### TEXT PASSAGE

The accolades of Australian actress Judy Davis include numerous awards from various international institutions, including eight AACTA Awards, two BAFTA Awards, two Golden Globe Awards, one National Board of Review award, three Primetime Emmy Awards, and one Screen Actors Guild Award.

Davis first came to critical acclaim for her role in My Brilliant Career (1979), for which she won BAFTA Awards for both Best Actress and Most Promising Newcomer. She earned further acclaim in 1984, when she was nominated for the Academy Award for Best Actress for her performance in A Passage to India.

Davis's first major American feature, Woody Allen's Husbands and Wives (1992), saw her nominated for numerous awards: She won a National Board of Review award for Best Supporting Actress, and was nominated for the Academy Award and Golden Globe Award for Best Supporting Actress, the BAFTA for Best Actress. Her subsequent performance in the television film Serving in Silence: The Margarethe Cammermeyer Story (1995) earned Davis a Primetime Emmy Award for Outstanding Supporting Actress, as well as a Golden Globe nomination.

Davis's portrayal of Judy Garland in the television miniseries Life with Judy Garland: Me and My Shadows (2001) garnered her further acclaim, earning her a second Primetime Emmy Award, an American Film Institute Award, a Golden Globe Award, and a Screen Actors Guild Award for Best Actress in a Miniseries or Television Film. Her performance in the miniseries The Starter Wife (2007) saw Davis win a third Prime-time Emmy Award. In 2017, she earned acclaim for her guest-starring role on the limited series Feud, receiving another Primetime Emmy nomination.

AACTA Awards
The Australian Academy of Cinema and Television Arts Awards, formerly known as the Australian Film Institute Awards, are presented annually by the Australian Academy of Cinema and Television Arts (AACTA) to recognize and honor achievements in the film and television industry.

AACTA Awards

AACTA International Awards

Academy Awards
The Academy Awards are a set of awards given by the Academy of Motion Picture Arts and Sciences annually for excellence of cinematic achievements.

American Film Institute Awards

Asia Pacific Screen Awards

Blockbuster Entertainment Awards
The Blockbuster Entertainment Awards were organized by Blockbuster Inc., beginning in 1995.

British Academy Film Awards
The British Academy Film Award is an annual award show presented by the British Academy of Film and Television Arts.

Gemini Awards
The Gemini Awards were awards given by the Academy of Canadian Cinema & Television to recognize the achievements of Canada's television industry.

######
### EXCERPTED RECORDS

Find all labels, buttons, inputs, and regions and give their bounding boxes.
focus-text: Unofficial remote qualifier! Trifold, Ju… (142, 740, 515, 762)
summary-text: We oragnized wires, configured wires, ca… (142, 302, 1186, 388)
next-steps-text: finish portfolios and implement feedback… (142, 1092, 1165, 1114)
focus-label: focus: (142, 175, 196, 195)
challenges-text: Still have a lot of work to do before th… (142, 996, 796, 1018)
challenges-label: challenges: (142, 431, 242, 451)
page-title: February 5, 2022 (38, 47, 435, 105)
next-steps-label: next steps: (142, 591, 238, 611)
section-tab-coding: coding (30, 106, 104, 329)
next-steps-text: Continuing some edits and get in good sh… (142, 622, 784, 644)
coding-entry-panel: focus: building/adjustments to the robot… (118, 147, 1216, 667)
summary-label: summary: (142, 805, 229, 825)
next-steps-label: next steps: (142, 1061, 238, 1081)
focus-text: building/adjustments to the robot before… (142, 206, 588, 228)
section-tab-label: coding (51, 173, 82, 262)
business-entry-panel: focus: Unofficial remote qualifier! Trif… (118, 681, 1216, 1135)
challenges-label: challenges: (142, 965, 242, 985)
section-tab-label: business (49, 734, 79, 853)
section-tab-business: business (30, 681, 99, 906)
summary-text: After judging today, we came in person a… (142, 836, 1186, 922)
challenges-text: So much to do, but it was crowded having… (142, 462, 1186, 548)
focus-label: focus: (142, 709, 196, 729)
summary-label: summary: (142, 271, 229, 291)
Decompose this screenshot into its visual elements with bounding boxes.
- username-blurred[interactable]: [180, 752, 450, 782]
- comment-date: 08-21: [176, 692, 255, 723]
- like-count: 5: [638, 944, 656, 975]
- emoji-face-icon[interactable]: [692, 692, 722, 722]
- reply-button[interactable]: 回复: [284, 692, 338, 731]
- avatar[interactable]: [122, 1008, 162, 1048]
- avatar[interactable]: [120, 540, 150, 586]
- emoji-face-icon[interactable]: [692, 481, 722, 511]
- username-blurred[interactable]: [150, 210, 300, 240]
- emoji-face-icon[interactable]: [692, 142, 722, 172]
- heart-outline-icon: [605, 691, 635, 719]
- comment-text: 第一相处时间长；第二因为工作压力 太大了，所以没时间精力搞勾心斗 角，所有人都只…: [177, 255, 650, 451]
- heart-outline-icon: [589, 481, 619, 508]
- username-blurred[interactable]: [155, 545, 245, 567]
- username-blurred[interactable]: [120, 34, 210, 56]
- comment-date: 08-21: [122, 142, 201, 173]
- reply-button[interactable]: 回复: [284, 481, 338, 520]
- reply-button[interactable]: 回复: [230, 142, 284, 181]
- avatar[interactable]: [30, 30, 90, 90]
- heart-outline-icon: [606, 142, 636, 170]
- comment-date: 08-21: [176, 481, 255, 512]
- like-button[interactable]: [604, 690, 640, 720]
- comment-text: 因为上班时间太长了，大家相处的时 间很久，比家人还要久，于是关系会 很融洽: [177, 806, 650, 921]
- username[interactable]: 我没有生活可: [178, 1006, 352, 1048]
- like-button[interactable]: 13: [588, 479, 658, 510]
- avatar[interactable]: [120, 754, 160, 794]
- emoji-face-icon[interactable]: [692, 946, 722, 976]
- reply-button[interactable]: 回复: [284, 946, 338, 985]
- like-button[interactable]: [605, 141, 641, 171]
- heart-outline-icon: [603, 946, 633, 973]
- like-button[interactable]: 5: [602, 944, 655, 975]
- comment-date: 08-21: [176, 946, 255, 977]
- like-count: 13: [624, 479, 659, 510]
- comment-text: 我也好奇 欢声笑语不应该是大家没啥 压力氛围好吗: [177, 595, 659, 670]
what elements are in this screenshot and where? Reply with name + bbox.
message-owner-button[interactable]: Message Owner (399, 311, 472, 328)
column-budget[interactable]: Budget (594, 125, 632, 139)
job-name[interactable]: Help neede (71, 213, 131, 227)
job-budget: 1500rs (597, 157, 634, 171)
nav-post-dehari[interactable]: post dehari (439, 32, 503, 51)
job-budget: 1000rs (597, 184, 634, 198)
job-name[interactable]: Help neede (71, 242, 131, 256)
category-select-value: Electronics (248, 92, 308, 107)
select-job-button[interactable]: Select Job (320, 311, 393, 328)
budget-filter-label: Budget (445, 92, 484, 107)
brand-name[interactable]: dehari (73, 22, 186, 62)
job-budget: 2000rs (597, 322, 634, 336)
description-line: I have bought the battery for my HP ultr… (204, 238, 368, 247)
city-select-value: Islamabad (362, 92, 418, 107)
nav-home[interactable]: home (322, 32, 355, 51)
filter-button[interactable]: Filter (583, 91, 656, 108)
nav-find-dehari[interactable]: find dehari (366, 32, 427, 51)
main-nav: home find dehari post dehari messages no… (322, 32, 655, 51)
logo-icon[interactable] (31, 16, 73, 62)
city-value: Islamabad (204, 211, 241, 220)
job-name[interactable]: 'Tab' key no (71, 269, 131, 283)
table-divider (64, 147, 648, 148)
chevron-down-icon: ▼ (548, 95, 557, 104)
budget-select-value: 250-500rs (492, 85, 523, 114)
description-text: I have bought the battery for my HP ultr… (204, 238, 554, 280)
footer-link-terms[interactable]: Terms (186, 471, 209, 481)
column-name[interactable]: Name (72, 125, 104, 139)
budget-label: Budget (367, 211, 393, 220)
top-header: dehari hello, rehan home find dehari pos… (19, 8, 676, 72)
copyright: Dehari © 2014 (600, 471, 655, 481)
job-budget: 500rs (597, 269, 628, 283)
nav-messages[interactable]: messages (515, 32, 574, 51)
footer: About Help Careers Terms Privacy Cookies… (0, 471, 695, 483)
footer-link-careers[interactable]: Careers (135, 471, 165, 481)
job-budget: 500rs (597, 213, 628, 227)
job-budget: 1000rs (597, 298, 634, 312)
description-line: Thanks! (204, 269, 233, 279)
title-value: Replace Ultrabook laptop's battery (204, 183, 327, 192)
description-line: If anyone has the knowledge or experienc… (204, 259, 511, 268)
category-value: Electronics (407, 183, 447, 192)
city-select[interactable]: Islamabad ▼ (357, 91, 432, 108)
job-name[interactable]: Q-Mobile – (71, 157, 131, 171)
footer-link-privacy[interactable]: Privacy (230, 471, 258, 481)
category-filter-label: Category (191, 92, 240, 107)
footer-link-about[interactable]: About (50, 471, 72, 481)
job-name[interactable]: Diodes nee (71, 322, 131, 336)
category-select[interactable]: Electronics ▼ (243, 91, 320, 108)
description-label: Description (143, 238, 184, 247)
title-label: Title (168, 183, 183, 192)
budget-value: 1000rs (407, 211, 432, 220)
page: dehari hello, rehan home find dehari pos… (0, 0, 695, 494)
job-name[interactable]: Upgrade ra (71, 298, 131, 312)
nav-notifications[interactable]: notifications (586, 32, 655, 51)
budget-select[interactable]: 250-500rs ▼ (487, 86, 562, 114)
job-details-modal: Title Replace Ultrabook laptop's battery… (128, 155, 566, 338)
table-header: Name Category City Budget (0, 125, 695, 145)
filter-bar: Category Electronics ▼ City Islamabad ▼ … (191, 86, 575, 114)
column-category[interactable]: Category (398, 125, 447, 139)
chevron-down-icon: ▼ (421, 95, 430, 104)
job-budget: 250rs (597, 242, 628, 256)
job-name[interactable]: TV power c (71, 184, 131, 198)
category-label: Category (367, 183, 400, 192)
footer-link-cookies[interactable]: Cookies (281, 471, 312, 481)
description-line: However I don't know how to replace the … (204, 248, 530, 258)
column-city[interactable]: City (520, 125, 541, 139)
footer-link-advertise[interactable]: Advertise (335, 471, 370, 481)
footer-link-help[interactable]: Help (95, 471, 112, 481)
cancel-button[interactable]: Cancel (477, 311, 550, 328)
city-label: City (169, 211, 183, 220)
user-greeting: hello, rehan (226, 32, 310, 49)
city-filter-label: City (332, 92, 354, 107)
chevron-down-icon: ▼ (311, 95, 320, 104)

######

→ **PROBLEM SET**
1: In the text on Judy Davis's awards, which film won her BAFTA Awards for both Best Actress and Most Promising Newcomer?
2: Reproduce everything in the text on Judy Davis's awards from "Davis's first major" down to "Golden Globe nomination.".
3: Render this sentence from the text on Judy Davis's awards in Spanish: "The Blockbuster Entertainment Awards were organized by Blockbuster Inc., beginning in 1995."

→ **SOLUTIONS**
1: My Brilliant Career (1979).

2:
Davis's first major American feature, Woody Allen's Husbands and Wives (1992), saw her nominated for numerous awards: She won a National Board of Review award for Best Supporting Actress, and was nominated for the Academy Award and Golden Globe Award for Best Supporting Actress, the BAFTA for Best Actress. Her subsequent performance in the television film Serving in Silence: The Margarethe Cammermeyer Story (1995) earned Davis a Primetime Emmy Award for Outstanding Supporting Actress, as well as a Golden Globe nomination.

3: Los Blockbuster Entertainment Awards fueron organizados por Blockbuster Inc., a partir de 1995.